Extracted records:
##############################

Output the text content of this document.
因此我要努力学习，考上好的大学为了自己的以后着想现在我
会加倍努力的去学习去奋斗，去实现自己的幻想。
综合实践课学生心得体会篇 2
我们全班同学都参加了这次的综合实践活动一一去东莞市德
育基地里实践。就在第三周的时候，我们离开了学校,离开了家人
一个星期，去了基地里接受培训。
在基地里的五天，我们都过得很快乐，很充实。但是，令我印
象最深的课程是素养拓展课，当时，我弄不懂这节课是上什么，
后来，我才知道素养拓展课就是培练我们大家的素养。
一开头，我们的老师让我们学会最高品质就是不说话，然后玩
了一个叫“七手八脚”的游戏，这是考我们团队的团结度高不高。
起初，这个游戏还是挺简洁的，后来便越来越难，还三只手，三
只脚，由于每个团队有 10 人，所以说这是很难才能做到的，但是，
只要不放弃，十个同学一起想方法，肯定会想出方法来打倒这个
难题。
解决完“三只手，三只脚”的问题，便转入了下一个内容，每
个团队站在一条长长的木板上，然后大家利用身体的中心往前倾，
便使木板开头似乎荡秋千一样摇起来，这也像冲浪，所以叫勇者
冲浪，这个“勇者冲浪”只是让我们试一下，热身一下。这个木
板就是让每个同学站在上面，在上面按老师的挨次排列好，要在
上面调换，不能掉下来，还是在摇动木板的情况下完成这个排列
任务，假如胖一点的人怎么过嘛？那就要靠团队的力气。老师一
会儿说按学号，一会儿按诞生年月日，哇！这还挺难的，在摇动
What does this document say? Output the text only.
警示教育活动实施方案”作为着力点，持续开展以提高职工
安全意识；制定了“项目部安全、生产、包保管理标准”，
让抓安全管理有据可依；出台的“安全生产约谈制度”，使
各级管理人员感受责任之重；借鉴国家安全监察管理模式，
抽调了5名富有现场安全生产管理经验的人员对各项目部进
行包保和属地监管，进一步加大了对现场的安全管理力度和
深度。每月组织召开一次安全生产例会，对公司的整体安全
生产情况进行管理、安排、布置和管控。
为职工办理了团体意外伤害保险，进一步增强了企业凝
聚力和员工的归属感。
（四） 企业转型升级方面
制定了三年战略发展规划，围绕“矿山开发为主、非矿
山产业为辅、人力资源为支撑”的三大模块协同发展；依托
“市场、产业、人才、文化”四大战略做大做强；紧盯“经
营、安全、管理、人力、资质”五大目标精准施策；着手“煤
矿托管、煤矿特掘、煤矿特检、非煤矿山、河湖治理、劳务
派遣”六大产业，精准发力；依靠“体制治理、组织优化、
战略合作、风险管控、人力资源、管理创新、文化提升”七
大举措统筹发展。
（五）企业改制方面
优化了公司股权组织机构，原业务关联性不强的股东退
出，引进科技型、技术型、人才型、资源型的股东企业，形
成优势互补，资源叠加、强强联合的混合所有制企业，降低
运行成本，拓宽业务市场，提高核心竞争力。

##############################

Scan the material above for the string "document" and report each line where you find it.

Output the text content of this document.
What does this document say? Output the text only.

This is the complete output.